• **GIVEN EXERCISE**
Find the lines holding the string "Andel" in the data, then copy all of them.

• **GIVEN DATA**
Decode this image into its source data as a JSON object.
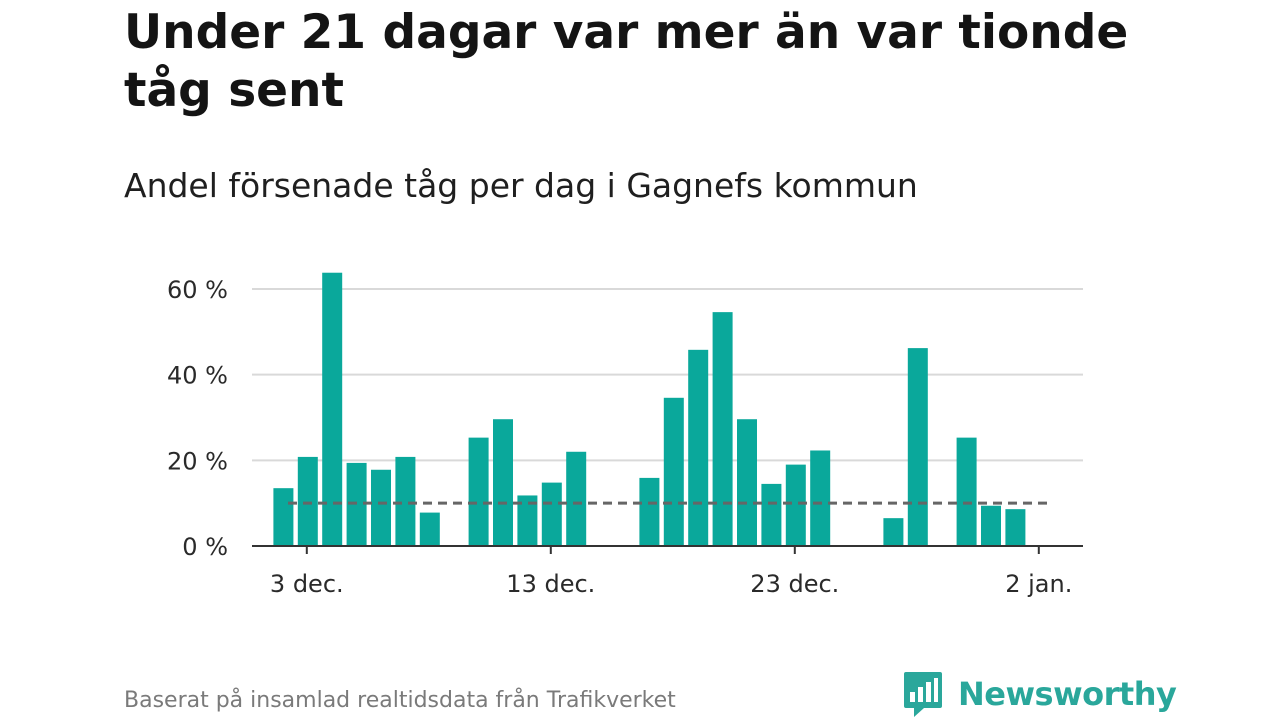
{
  "title": "Under 21 dagar var mer än var tionde tåg sent",
  "subtitle": "Andel försenade tåg per dag i Gagnefs kommun",
  "footnote": "Baserat på insamlad realtidsdata från Trafikverket",
  "brand": {
    "name": "Newsworthy",
    "icon": "newsworthy-logo-icon",
    "color": "#2aa79b"
  },
  "colors": {
    "bar": "#0aa89b",
    "grid": "#d9d9d9",
    "axis": "#333333",
    "reference": "#666666"
  },
  "chart_data": {
    "type": "bar",
    "title": "Under 21 dagar var mer än var tionde tåg sent",
    "subtitle": "Andel försenade tåg per dag i Gagnefs kommun",
    "x_start": "2023-12-01",
    "x_end": "2024-01-02",
    "x_ticks": [
      {
        "date": "2023-12-03",
        "label": "3 dec."
      },
      {
        "date": "2023-12-13",
        "label": "13 dec."
      },
      {
        "date": "2023-12-23",
        "label": "23 dec."
      },
      {
        "date": "2024-01-02",
        "label": "2 jan."
      }
    ],
    "y_ticks": [
      {
        "value": 0,
        "label": "0 %"
      },
      {
        "value": 20,
        "label": "20 %"
      },
      {
        "value": 40,
        "label": "40 %"
      },
      {
        "value": 60,
        "label": "60 %"
      }
    ],
    "ylim": [
      0,
      60
    ],
    "grid": true,
    "reference_line": {
      "value": 10,
      "style": "dashed"
    },
    "x": [
      "2023-12-02",
      "2023-12-03",
      "2023-12-04",
      "2023-12-05",
      "2023-12-06",
      "2023-12-07",
      "2023-12-08",
      "2023-12-09",
      "2023-12-10",
      "2023-12-11",
      "2023-12-12",
      "2023-12-13",
      "2023-12-14",
      "2023-12-15",
      "2023-12-16",
      "2023-12-17",
      "2023-12-18",
      "2023-12-19",
      "2023-12-20",
      "2023-12-21",
      "2023-12-22",
      "2023-12-23",
      "2023-12-24",
      "2023-12-25",
      "2023-12-26",
      "2023-12-27",
      "2023-12-28",
      "2023-12-29",
      "2023-12-30",
      "2023-12-31",
      "2024-01-01"
    ],
    "values": [
      13.5,
      20.8,
      63.8,
      19.4,
      17.8,
      20.8,
      7.8,
      null,
      25.3,
      29.6,
      11.8,
      14.8,
      22.0,
      null,
      null,
      15.9,
      34.6,
      45.8,
      54.6,
      29.6,
      14.5,
      19.0,
      22.3,
      null,
      null,
      6.5,
      46.2,
      null,
      25.3,
      9.4,
      8.6
    ]
  }
}
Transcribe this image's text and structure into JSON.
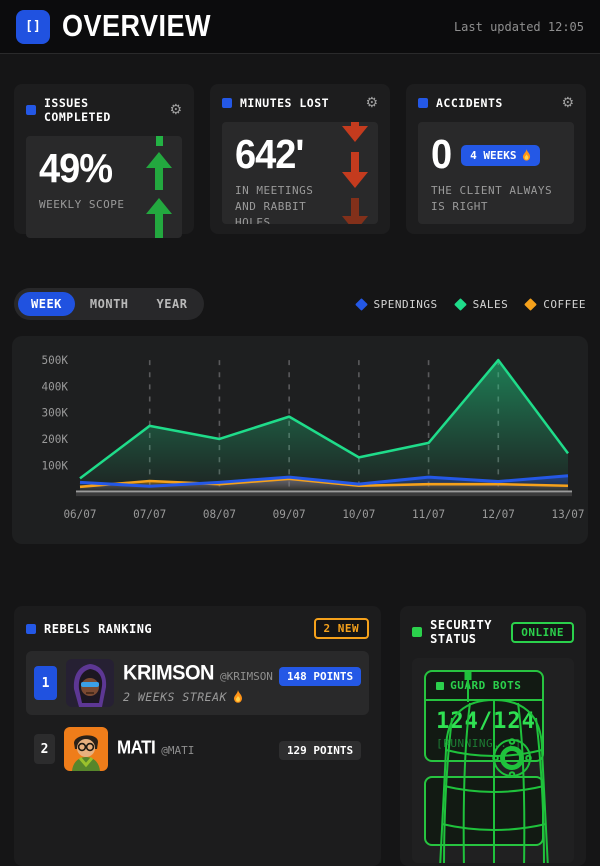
{
  "header": {
    "logo_glyph": "[]",
    "title": "OVERVIEW",
    "last_updated": "Last updated 12:05"
  },
  "stats": [
    {
      "title": "ISSUES COMPLETED",
      "value": "49%",
      "caption": "WEEKLY SCOPE",
      "trend": "up",
      "trend_color": "#23a83f"
    },
    {
      "title": "MINUTES LOST",
      "value": "642'",
      "caption": "IN MEETINGS AND RABBIT HOLES",
      "trend": "down",
      "trend_color": "#c43b1e"
    },
    {
      "title": "ACCIDENTS",
      "value": "0",
      "badge": "4 WEEKS",
      "caption": "THE CLIENT ALWAYS IS RIGHT"
    }
  ],
  "tabs": [
    {
      "label": "WEEK",
      "active": true
    },
    {
      "label": "MONTH",
      "active": false
    },
    {
      "label": "YEAR",
      "active": false
    }
  ],
  "chart_data": {
    "type": "area",
    "title": "",
    "x": [
      "06/07",
      "07/07",
      "08/07",
      "09/07",
      "10/07",
      "11/07",
      "12/07",
      "13/07"
    ],
    "series": [
      {
        "name": "SPENDINGS",
        "color": "#2458e6",
        "values": [
          35000,
          20000,
          35000,
          55000,
          28000,
          55000,
          38000,
          60000
        ]
      },
      {
        "name": "SALES",
        "color": "#1fdc8a",
        "values": [
          50000,
          250000,
          200000,
          285000,
          130000,
          185000,
          500000,
          145000
        ]
      },
      {
        "name": "COFFEE",
        "color": "#f5a11b",
        "values": [
          18000,
          40000,
          28000,
          48000,
          22000,
          28000,
          28000,
          22000
        ]
      }
    ],
    "ylim": [
      0,
      500000
    ],
    "y_ticks": [
      100000,
      200000,
      300000,
      400000,
      500000
    ],
    "grid_lines_at_indices": [
      1,
      2,
      3,
      4,
      5,
      6
    ],
    "grid": "vertical-dashed",
    "legend_position": "top-right"
  },
  "ranking": {
    "title": "REBELS RANKING",
    "badge": "2 NEW",
    "rows": [
      {
        "rank": "1",
        "name": "KRIMSON",
        "handle": "@KRIMSON",
        "points": "148 POINTS",
        "streak": "2 WEEKS STREAK"
      },
      {
        "rank": "2",
        "name": "MATI",
        "handle": "@MATI",
        "points": "129 POINTS"
      }
    ]
  },
  "security": {
    "title": "SECURITY STATUS",
    "badge": "ONLINE",
    "guard_bots": {
      "title": "GUARD BOTS",
      "value": "124/124",
      "status": "[RUNNING...]"
    }
  },
  "colors": {
    "accent_blue": "#2458e6",
    "accent_green": "#2bd14c",
    "chart_green": "#1fdc8a",
    "accent_orange": "#f5a11b",
    "alert_red": "#c43b1e",
    "trend_green": "#23a83f"
  }
}
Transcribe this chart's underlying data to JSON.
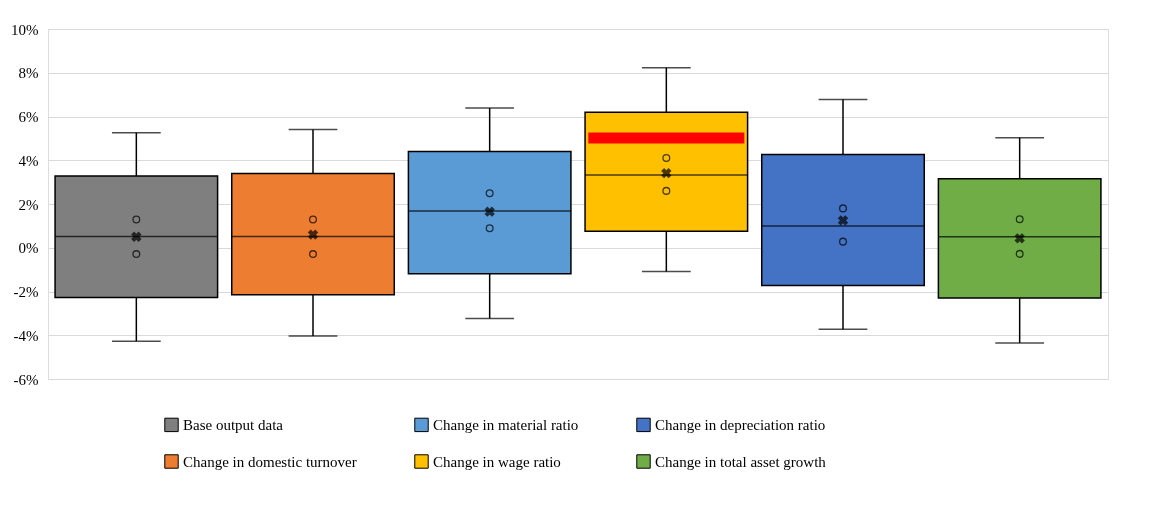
{
  "chart_data": {
    "type": "box",
    "categories": [
      null,
      null,
      null,
      null,
      null,
      null
    ],
    "series": [
      {
        "name": "Base output data",
        "color": "#7f7f7f",
        "boxes": [
          {
            "low": -4.27,
            "q1": -2.27,
            "median": 0.52,
            "q3": 3.28,
            "high": 5.26,
            "mean": 0.5,
            "outliers": [
              1.29,
              -0.29
            ]
          },
          null,
          null,
          null,
          null,
          null
        ]
      },
      {
        "name": "Change in domestic turnover",
        "color": "#ed7d31",
        "boxes": [
          null,
          {
            "low": -4.03,
            "q1": -2.15,
            "median": 0.52,
            "q3": 3.39,
            "high": 5.41,
            "mean": 0.6,
            "outliers": [
              1.29,
              -0.29
            ]
          },
          null,
          null,
          null,
          null
        ]
      },
      {
        "name": "Change in material ratio",
        "color": "#5b9bd5",
        "boxes": [
          null,
          null,
          {
            "low": -3.23,
            "q1": -1.19,
            "median": 1.68,
            "q3": 4.4,
            "high": 6.39,
            "mean": 1.65,
            "outliers": [
              2.49,
              0.89
            ]
          },
          null,
          null,
          null
        ]
      },
      {
        "name": "Change in wage ratio",
        "color": "#ffc000",
        "boxes": [
          null,
          null,
          null,
          {
            "low": -1.09,
            "q1": 0.76,
            "median": 3.33,
            "q3": 6.19,
            "high": 8.23,
            "mean": 3.41,
            "outliers": [
              4.1,
              2.6
            ]
          },
          null,
          null
        ]
      },
      {
        "name": "Change in depreciation ratio",
        "color": "#4472c4",
        "boxes": [
          null,
          null,
          null,
          null,
          {
            "low": -3.73,
            "q1": -1.73,
            "median": 0.99,
            "q3": 4.26,
            "high": 6.78,
            "mean": 1.25,
            "outliers": [
              1.8,
              0.28
            ]
          },
          null
        ]
      },
      {
        "name": "Change in total asset growth",
        "color": "#70ad47",
        "boxes": [
          null,
          null,
          null,
          null,
          null,
          {
            "low": -4.35,
            "q1": -2.3,
            "median": 0.5,
            "q3": 3.15,
            "high": 5.03,
            "mean": 0.43,
            "outliers": [
              1.3,
              -0.28
            ]
          }
        ]
      },
      {
        "type": "bar",
        "color": "#ff0000",
        "base": [
          null,
          null,
          null,
          4.77,
          null,
          null
        ],
        "values": [
          null,
          null,
          null,
          0.5,
          null,
          null
        ]
      }
    ],
    "ylim": [
      -6,
      10
    ],
    "yticks": [
      {
        "value": -6,
        "label": "-6%"
      },
      {
        "value": -4,
        "label": "-4%"
      },
      {
        "value": -2,
        "label": "-2%"
      },
      {
        "value": 0,
        "label": "0%"
      },
      {
        "value": 2,
        "label": "2%"
      },
      {
        "value": 4,
        "label": "4%"
      },
      {
        "value": 6,
        "label": "6%"
      },
      {
        "value": 8,
        "label": "8%"
      },
      {
        "value": 10,
        "label": "10%"
      }
    ],
    "grid": "y",
    "legend": "bottom",
    "tick_labels": "y"
  }
}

• **EXERCISE OUTPUT**
  "subtitle": "Andel försenade tåg per dag i Gagnefs kommun",
    "subtitle": "Andel försenade tåg per dag i Gagnefs kommun",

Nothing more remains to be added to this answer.